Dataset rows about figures
^^^^

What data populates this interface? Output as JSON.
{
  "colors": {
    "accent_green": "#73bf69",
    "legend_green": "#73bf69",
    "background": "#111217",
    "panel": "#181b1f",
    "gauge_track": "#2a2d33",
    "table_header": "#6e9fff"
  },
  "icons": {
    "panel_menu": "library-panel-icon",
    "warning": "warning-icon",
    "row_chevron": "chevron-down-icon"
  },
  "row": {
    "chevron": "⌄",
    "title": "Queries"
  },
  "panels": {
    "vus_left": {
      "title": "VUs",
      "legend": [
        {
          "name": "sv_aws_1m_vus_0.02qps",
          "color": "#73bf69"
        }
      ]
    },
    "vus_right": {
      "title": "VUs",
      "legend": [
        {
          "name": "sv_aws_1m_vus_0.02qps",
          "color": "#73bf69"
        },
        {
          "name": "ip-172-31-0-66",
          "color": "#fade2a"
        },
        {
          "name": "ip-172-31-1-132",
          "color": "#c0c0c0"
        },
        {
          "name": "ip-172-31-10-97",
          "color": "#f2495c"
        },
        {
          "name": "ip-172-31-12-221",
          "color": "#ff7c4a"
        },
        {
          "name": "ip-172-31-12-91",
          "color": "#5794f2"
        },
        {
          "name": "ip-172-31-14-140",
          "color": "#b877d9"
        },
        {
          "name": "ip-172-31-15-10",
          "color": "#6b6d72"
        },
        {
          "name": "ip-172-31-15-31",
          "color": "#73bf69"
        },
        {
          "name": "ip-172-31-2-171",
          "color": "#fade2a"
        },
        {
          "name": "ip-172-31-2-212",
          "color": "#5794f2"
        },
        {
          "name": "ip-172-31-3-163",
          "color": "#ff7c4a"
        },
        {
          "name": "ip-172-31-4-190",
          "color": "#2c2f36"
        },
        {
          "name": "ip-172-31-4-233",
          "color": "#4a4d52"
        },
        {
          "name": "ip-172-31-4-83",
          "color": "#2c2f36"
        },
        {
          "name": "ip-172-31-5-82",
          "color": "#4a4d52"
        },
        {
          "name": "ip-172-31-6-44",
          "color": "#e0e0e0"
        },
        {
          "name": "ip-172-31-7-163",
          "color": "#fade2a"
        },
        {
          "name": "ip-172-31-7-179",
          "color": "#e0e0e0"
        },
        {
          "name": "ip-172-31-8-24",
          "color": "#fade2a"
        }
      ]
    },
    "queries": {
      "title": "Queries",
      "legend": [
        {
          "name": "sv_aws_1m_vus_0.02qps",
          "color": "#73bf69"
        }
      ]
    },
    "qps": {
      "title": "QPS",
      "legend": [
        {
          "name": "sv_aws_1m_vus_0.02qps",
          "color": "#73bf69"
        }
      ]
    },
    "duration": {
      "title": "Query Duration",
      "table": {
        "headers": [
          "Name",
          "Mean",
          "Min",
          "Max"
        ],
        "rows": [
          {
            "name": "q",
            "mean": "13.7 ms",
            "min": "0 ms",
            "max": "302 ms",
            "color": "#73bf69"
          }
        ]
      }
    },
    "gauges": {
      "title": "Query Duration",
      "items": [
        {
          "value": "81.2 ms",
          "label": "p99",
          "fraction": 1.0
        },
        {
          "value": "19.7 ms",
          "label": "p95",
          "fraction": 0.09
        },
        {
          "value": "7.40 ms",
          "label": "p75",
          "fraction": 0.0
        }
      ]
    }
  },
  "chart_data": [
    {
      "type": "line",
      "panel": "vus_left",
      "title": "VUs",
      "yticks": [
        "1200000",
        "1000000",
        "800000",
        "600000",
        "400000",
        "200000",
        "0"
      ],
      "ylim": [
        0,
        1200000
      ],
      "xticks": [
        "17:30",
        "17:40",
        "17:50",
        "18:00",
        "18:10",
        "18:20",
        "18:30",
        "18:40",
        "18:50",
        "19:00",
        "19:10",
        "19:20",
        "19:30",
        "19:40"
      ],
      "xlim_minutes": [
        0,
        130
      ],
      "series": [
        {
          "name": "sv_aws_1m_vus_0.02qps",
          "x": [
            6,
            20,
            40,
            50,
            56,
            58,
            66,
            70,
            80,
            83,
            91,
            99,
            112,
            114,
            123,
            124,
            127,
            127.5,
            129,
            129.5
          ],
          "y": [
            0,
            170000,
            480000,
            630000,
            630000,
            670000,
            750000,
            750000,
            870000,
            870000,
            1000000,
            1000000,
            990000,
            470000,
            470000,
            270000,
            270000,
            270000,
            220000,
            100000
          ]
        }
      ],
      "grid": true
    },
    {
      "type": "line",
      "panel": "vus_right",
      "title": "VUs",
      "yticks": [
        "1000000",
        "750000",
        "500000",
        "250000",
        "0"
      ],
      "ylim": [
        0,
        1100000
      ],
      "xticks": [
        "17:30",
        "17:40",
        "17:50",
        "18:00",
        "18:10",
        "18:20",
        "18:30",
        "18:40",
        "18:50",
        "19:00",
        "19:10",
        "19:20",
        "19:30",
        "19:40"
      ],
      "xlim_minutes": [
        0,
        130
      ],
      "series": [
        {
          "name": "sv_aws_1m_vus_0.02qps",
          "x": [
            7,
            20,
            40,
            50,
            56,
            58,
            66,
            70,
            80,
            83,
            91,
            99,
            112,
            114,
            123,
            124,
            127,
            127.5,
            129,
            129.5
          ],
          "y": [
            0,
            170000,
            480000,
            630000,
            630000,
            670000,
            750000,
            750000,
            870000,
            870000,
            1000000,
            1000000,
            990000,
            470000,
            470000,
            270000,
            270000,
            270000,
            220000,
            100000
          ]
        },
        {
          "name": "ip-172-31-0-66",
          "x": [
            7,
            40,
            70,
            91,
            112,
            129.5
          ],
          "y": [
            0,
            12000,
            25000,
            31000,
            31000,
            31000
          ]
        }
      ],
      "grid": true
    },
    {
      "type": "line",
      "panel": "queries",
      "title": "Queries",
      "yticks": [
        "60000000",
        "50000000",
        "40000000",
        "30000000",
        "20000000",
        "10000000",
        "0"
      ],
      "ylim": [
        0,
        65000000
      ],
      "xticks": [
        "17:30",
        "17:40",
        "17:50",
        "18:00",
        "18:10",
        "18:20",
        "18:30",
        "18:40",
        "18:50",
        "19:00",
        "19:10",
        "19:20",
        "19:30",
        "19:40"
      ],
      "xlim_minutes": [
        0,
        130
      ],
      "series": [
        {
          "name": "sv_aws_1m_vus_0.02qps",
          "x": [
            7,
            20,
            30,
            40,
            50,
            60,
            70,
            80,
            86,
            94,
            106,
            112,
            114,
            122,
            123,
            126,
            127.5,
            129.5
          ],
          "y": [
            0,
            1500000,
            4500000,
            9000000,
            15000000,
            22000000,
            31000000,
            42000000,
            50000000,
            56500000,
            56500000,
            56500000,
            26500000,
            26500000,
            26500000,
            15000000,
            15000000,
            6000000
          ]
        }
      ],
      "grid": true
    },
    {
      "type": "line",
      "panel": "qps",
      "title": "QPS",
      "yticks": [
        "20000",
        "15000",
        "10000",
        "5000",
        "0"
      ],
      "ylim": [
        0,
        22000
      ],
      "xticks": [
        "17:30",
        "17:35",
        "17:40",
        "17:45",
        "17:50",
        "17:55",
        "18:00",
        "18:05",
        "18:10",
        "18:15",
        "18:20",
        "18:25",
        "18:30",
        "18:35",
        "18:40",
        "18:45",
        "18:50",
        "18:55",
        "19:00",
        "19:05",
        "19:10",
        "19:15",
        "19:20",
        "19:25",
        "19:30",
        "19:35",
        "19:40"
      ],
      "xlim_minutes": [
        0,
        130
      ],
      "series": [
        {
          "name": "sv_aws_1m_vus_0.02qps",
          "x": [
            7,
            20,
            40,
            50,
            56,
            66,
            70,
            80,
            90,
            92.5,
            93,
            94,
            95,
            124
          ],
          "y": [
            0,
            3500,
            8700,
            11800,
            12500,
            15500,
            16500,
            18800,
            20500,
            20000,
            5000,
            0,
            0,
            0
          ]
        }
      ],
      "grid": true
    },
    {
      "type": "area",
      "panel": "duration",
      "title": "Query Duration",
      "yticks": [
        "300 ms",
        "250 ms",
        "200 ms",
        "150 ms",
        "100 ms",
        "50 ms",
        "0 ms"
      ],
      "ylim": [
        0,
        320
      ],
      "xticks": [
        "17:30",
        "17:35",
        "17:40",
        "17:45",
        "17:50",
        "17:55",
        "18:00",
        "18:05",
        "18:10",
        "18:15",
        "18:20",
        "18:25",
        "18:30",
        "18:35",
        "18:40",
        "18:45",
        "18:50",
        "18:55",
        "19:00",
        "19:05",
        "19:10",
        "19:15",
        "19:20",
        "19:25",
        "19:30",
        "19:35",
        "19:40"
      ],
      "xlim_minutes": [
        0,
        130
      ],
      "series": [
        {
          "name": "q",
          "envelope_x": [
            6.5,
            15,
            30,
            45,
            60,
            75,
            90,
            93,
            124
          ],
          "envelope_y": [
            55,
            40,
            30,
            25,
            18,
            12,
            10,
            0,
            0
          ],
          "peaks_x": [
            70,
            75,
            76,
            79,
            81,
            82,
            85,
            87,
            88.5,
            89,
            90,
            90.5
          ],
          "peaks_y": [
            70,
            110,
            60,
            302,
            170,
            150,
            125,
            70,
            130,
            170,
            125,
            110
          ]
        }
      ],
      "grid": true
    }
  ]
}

^^^^

**Request:**
Work out the number of lines in this listing that include the word "value". Reply with that number only.

**Result:**
3